[Items listed in a dataset]
__________________________________________________

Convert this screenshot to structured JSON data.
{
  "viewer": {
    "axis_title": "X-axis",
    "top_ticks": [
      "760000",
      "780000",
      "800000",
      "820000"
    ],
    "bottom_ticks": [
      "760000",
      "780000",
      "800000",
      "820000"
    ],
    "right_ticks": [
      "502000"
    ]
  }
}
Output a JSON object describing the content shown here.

__________________________________________________

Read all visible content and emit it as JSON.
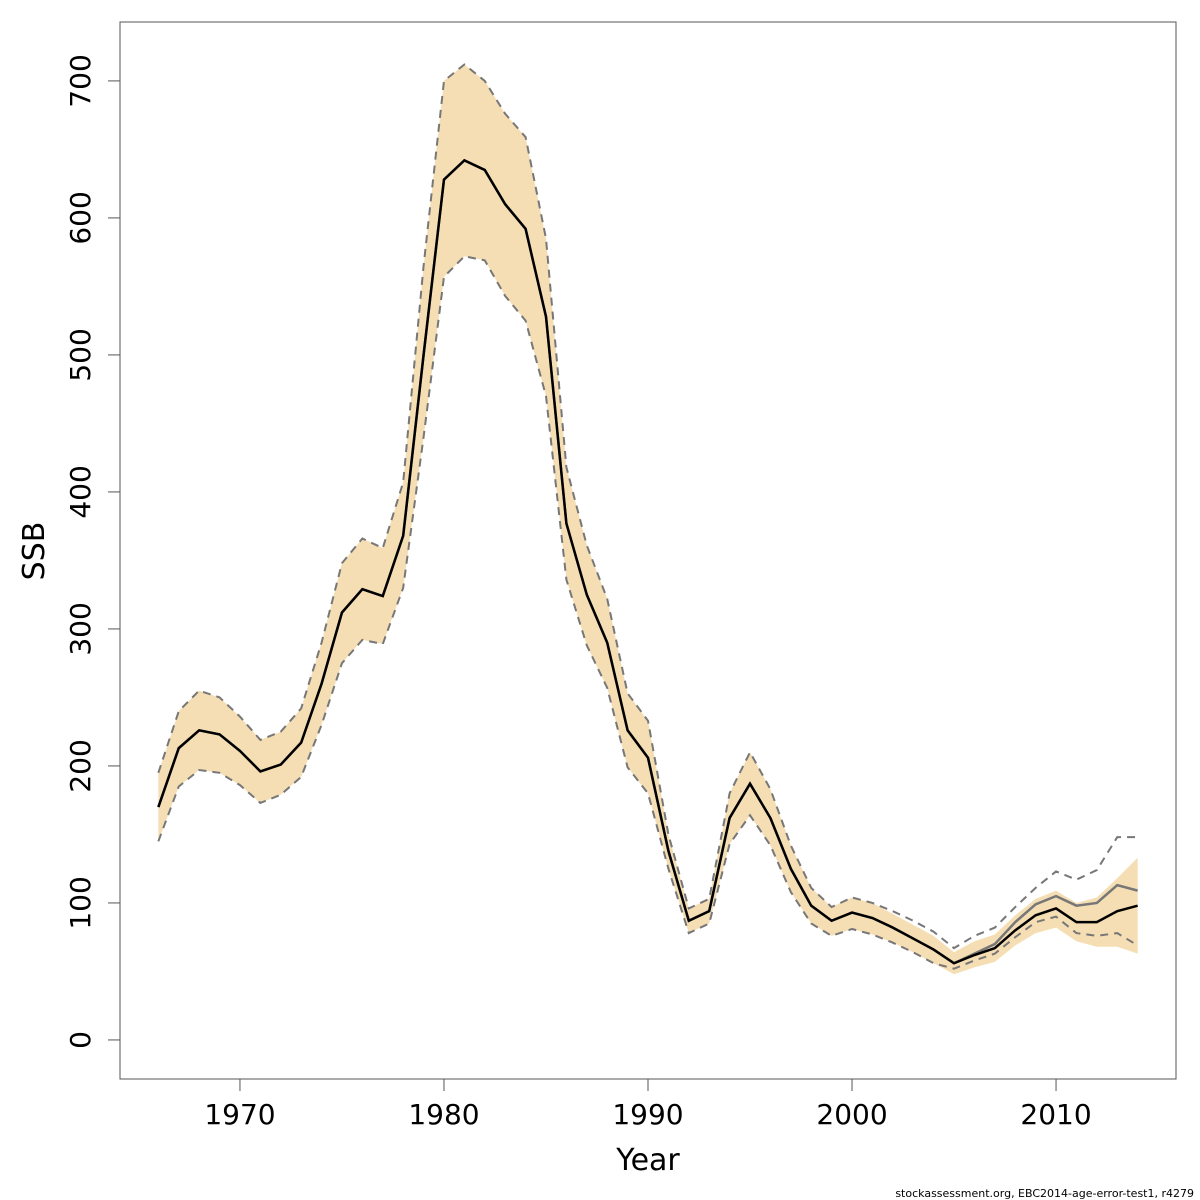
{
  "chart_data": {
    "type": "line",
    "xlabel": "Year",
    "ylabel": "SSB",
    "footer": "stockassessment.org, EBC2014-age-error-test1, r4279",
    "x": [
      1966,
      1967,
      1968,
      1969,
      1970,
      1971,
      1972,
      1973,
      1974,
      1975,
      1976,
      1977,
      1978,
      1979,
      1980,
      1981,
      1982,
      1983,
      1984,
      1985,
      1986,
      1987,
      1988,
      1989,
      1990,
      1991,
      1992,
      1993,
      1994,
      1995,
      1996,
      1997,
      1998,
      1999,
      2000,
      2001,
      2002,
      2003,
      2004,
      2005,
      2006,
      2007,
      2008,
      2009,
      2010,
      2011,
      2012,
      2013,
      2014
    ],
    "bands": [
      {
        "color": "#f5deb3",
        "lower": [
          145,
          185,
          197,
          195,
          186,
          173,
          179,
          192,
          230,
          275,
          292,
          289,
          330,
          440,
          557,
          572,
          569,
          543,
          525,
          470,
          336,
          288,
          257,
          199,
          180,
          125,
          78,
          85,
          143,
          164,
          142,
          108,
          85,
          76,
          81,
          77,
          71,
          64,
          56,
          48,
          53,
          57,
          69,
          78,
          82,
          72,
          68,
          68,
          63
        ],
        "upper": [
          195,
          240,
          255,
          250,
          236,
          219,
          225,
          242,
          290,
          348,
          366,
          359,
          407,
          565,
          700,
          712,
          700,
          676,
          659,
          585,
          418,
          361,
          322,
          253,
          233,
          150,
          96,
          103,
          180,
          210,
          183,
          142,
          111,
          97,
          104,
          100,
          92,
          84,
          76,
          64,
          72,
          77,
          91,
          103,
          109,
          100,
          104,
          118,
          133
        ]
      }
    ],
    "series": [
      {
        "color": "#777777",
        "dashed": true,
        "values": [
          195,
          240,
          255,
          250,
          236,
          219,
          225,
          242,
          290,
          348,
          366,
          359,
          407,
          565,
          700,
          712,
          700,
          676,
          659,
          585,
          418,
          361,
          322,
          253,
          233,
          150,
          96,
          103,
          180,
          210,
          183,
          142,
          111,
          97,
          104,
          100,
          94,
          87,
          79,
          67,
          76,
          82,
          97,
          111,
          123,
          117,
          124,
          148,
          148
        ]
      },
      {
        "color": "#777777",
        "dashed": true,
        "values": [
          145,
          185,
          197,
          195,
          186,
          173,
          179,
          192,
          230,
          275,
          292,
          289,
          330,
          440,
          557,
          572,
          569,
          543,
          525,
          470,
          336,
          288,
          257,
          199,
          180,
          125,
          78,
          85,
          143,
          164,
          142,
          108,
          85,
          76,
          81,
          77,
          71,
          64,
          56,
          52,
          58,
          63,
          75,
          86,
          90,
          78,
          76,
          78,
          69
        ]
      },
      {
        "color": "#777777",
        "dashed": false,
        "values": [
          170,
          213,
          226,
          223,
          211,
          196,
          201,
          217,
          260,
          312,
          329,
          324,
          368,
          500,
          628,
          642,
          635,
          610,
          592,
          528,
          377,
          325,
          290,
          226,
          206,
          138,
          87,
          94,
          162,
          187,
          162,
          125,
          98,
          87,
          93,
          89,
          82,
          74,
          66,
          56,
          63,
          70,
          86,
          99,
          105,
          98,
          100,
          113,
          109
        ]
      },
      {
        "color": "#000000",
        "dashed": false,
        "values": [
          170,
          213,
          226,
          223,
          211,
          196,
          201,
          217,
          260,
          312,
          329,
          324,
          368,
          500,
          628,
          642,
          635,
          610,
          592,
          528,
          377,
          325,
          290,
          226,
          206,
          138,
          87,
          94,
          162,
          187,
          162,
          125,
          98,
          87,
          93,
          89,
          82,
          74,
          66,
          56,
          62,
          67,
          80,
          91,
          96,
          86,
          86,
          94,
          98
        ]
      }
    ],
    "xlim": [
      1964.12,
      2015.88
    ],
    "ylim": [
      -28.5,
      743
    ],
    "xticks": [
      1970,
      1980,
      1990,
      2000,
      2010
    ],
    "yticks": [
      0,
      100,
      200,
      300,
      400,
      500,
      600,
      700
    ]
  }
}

__________________________________________________

» **Task**: In the listing above, locate the line containing "Convert this screenshot" and the line containing "Output a JSON". Transcribe those two lines and everything between them, exactly as written.

» **Complete answer**:
Convert this screenshot to structured JSON data.
{
  "viewer": {
    "axis_title": "X-axis",
    "top_ticks": [
      "760000",
      "780000",
      "800000",
      "820000"
    ],
    "bottom_ticks": [
      "760000",
      "780000",
      "800000",
      "820000"
    ],
    "right_ticks": [
      "502000"
    ]
  }
}
Output a JSON object describing the content shown here.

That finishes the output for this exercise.